Instructions for the task => Lines containing "bien" are to be counted. Give the number and nothing more.

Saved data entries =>
»»

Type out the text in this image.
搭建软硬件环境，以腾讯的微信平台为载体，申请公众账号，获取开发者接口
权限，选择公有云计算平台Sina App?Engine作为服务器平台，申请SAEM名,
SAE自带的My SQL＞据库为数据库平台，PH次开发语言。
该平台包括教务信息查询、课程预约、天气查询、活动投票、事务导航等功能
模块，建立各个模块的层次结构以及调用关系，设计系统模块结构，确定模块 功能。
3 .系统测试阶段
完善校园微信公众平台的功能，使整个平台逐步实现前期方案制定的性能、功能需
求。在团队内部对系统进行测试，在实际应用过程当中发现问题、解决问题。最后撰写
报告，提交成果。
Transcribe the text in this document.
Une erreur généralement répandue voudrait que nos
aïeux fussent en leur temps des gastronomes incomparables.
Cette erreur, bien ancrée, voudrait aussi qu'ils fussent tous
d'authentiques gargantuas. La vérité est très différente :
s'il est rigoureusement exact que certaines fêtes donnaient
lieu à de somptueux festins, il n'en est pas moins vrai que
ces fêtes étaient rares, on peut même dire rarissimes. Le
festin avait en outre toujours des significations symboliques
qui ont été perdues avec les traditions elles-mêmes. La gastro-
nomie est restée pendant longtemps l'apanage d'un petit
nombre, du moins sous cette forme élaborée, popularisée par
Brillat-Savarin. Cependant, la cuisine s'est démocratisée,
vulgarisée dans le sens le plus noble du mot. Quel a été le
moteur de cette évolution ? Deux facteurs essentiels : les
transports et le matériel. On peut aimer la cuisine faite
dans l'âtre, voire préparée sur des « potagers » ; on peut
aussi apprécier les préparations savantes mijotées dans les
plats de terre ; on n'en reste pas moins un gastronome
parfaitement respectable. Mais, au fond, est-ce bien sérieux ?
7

««

Worked solution => 2